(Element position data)
============
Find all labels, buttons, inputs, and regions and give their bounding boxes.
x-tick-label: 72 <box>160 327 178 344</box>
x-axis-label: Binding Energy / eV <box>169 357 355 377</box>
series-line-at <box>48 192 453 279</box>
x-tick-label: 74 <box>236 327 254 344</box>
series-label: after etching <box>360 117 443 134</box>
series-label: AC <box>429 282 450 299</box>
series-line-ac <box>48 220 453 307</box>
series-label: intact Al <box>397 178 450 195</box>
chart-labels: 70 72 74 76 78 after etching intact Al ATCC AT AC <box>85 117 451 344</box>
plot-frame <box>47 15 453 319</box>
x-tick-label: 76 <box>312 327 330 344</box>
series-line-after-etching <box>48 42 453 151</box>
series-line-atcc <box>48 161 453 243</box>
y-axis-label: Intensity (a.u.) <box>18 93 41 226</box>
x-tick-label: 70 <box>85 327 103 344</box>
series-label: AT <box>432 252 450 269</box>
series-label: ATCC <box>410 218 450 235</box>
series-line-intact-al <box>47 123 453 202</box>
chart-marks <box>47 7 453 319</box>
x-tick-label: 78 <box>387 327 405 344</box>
============
= DIRECTIONS FOR THIS TASK =
Reproduce every one of these lines verbatim, in the same order.

= EXPECTED ANSWER =
Find all labels, buttons, inputs, and regions and give their bounding boxes.
x-tick-label: 72 <box>160 327 178 344</box>
x-axis-label: Binding Energy / eV <box>169 357 355 377</box>
series-line-at <box>48 192 453 279</box>
x-tick-label: 74 <box>236 327 254 344</box>
series-label: after etching <box>360 117 443 134</box>
series-label: AC <box>429 282 450 299</box>
series-line-ac <box>48 220 453 307</box>
series-label: intact Al <box>397 178 450 195</box>
chart-labels: 70 72 74 76 78 after etching intact Al ATCC AT AC <box>85 117 451 344</box>
plot-frame <box>47 15 453 319</box>
x-tick-label: 76 <box>312 327 330 344</box>
series-line-after-etching <box>48 42 453 151</box>
series-line-atcc <box>48 161 453 243</box>
y-axis-label: Intensity (a.u.) <box>18 93 41 226</box>
x-tick-label: 70 <box>85 327 103 344</box>
series-label: AT <box>432 252 450 269</box>
series-label: ATCC <box>410 218 450 235</box>
series-line-intact-al <box>47 123 453 202</box>
chart-marks <box>47 7 453 319</box>
x-tick-label: 78 <box>387 327 405 344</box>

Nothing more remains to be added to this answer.